Your time-to-hire is spiraling out of control and candidates seem to be dropping out like flies. You’re sick of feeling like your hiring process could be smoother but unsure of where to start. You’re certainly not alone and the solutions could lie in your recruitment data.
For many teams, it’s important to recognize the value of your data. It can help assess your team’s performance, identify areas for growth, reveal trends in candidate applications, and ultimately, guide your talent acquisition strategy. Capturing this data and utilizing it in a concerted effort can pave the way for a hiring strategy that targets opportunities and actively attracts the best talent on the market.
However, despite the importance of hiring data and its pervasive nature, it’s rarely shared with the relevant people. This lack of communication can produce silos that may be slowly taking down your hiring process.
What is a recruitment data silo?
Let’s first begin with the definition of a data silo:
“A data silo is a repository of fixed data that remains under the control of one department and is isolated from the rest of the organization, much like grain in a farm silo is closed off from outside elements. Data silos can have technical or cultural roots.”
A recruitment data silo describes any piece of data collected from your hiring process (or multiple pieces of related data) that is kept in isolation and is collected and accessed exclusively by one person, team or department.

========================

- _THINGS TO DO_:
**a)** Answer these questions about the article on recruitment data silos:
(i) What does the article say recruitment data can reveal about candidate applications?
(ii) In the quoted definition, what is a data silo likened to?
(iii) What two kinds of roots can data silos have?
**b)** Copy out the stretch of the listing from the line containing "paragraph-text: – وقال : الأرضُ" through the line containing "paragraph-number: ٤٧٥ <box>806".
The two blocks in this listing were taken from separate sources.

(Labeled region entries)
========================

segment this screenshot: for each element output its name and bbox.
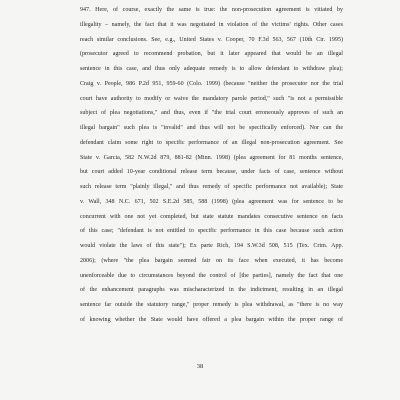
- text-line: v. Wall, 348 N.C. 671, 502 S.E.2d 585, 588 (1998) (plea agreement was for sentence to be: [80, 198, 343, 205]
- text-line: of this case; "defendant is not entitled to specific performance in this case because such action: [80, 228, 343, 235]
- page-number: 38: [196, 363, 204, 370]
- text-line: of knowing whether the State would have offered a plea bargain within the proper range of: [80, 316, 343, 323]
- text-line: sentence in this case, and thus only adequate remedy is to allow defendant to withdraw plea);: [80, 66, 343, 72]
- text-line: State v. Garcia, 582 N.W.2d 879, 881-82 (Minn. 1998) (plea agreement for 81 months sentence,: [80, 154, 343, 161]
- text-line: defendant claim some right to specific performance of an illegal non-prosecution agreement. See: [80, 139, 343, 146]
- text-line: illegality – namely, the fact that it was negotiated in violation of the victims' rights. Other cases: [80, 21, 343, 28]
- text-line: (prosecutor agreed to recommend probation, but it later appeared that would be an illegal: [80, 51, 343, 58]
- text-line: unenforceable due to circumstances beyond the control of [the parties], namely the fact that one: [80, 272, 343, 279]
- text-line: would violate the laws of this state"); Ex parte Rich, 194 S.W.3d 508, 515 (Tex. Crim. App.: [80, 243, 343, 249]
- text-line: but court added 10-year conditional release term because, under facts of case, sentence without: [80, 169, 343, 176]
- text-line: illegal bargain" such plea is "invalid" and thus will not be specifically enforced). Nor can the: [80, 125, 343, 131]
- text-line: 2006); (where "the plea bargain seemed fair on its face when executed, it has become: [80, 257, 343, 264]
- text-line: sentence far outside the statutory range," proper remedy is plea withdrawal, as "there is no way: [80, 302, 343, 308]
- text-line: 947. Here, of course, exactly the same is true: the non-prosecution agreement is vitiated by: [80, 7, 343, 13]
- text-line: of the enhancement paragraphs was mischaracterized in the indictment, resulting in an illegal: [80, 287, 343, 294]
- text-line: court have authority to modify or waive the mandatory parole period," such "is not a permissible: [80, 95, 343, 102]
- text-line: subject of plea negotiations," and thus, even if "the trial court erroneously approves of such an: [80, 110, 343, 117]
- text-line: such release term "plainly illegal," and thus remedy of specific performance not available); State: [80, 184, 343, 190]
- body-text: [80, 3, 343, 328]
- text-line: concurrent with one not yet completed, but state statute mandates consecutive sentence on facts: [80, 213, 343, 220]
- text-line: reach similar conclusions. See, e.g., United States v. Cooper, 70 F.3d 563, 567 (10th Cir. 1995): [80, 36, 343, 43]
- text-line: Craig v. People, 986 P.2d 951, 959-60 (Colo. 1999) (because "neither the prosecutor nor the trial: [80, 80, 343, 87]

========================

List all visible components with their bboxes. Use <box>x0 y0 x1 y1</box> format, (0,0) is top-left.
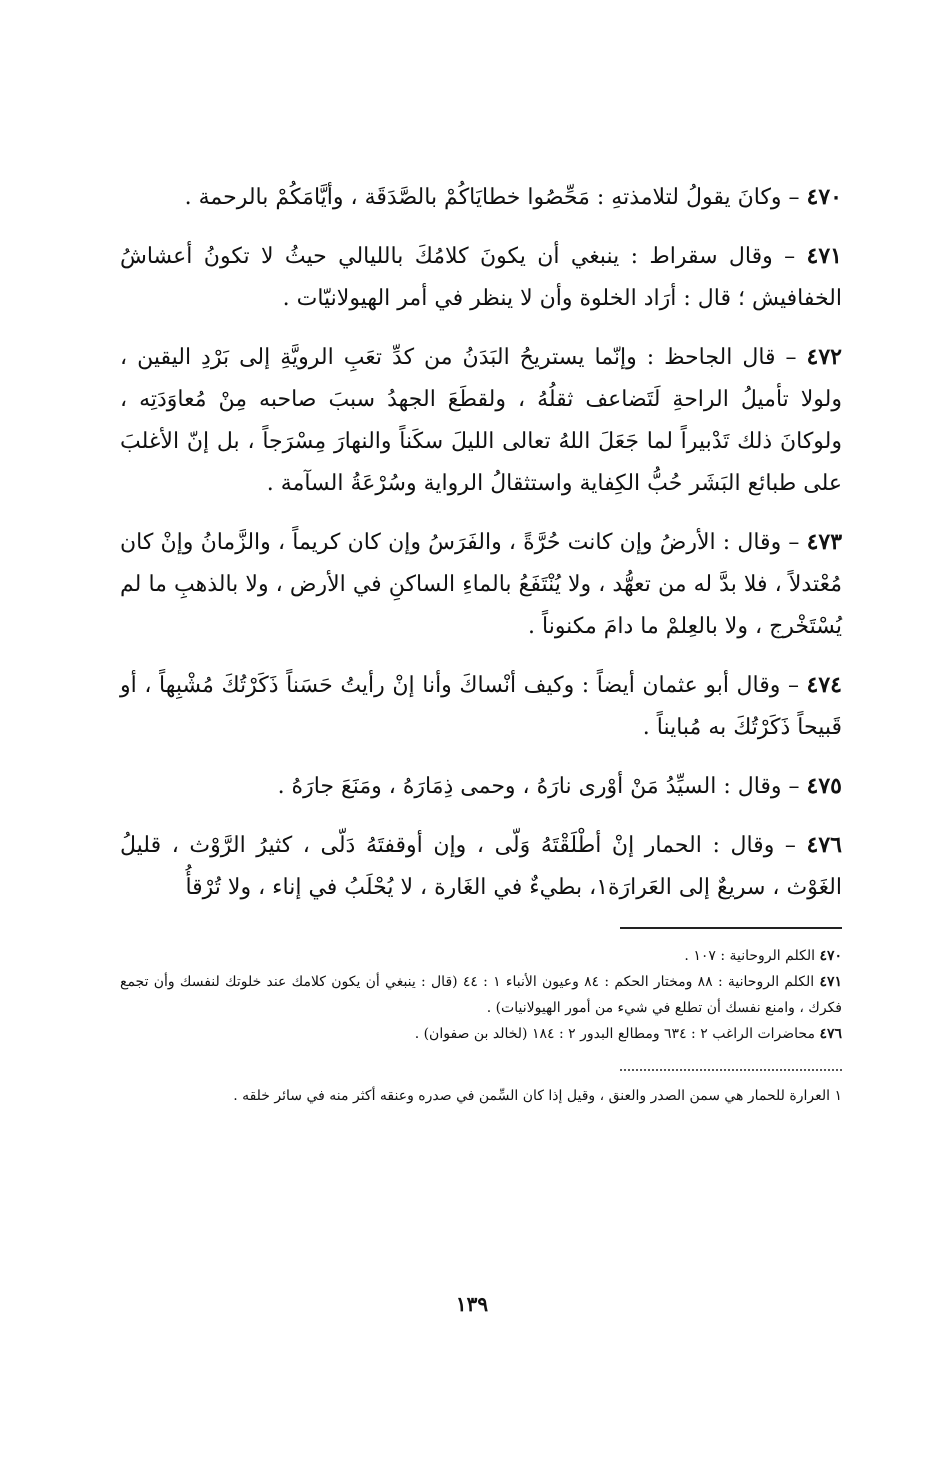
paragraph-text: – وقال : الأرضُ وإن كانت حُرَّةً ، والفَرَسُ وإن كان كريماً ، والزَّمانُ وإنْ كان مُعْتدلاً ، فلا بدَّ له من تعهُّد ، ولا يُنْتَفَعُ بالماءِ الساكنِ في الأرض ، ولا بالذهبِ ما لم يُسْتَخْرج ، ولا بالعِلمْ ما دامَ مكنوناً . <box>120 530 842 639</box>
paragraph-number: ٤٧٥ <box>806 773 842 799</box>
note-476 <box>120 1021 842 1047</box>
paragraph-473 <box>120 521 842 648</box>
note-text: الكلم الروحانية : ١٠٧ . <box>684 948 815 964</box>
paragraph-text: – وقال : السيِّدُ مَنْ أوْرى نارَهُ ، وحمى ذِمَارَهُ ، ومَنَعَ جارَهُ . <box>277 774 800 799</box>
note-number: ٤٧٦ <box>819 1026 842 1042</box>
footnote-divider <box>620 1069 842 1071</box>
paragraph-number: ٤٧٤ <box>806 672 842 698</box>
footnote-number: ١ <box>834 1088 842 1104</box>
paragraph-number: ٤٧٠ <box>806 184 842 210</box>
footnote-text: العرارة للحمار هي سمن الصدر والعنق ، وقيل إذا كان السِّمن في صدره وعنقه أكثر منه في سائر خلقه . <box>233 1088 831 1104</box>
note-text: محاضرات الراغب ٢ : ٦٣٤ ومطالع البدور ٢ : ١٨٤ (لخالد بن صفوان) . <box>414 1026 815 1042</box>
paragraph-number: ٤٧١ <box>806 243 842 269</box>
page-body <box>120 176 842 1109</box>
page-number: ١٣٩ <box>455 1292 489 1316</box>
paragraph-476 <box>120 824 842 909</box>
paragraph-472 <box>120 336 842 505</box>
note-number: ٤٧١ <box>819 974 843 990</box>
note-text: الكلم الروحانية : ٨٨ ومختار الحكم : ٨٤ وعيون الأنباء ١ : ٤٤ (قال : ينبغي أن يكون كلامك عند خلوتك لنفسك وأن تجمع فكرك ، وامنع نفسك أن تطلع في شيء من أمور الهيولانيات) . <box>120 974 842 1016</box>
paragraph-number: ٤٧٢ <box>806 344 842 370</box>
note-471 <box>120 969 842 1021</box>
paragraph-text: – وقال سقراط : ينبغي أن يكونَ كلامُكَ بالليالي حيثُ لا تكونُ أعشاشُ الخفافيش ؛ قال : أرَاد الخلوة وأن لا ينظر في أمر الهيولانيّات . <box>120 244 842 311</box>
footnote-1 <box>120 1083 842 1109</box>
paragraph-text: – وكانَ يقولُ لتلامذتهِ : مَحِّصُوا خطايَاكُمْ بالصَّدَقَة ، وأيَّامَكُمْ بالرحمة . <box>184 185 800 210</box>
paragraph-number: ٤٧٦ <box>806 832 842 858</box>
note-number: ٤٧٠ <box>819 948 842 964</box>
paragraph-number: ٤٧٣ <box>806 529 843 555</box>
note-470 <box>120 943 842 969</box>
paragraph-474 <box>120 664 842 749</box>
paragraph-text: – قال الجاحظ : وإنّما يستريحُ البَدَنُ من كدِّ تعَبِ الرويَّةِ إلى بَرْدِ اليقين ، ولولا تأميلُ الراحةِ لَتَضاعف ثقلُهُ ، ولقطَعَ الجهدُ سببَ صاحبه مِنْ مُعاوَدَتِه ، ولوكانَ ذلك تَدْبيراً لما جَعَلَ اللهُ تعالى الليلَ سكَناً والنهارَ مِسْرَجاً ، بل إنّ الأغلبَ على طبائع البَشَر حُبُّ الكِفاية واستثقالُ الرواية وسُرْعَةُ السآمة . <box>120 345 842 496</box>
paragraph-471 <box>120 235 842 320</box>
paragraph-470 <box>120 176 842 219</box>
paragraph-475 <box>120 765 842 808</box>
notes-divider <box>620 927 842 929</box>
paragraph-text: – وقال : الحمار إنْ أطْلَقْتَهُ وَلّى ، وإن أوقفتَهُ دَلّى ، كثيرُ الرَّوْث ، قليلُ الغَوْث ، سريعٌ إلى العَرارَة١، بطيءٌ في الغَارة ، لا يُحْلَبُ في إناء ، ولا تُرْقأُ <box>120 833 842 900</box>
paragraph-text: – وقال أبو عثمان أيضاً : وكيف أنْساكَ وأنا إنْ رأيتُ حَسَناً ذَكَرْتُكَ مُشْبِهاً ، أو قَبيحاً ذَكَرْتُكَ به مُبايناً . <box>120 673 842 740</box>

========================

- _ANSWERS IN ORDER_:
**a)**
(i) Trends in candidate applications.
(ii) Grain in a farm silo that is closed off from outside elements.
(iii) Technical or cultural roots.

**b)**
paragraph-text: – وقال : الأرضُ وإن كانت حُرَّةً ، والفَرَسُ وإن كان كريماً ، والزَّمانُ وإنْ كان مُعْتدلاً ، فلا بدَّ له من تعهُّد ، ولا يُنْتَفَعُ بالماءِ الساكنِ في الأرض ، ولا بالذهبِ ما لم يُسْتَخْرج ، ولا بالعِلمْ ما دامَ مكنوناً . <box>120 530 842 639</box>
paragraph-number: ٤٧٥ <box>806 773 842 799</box>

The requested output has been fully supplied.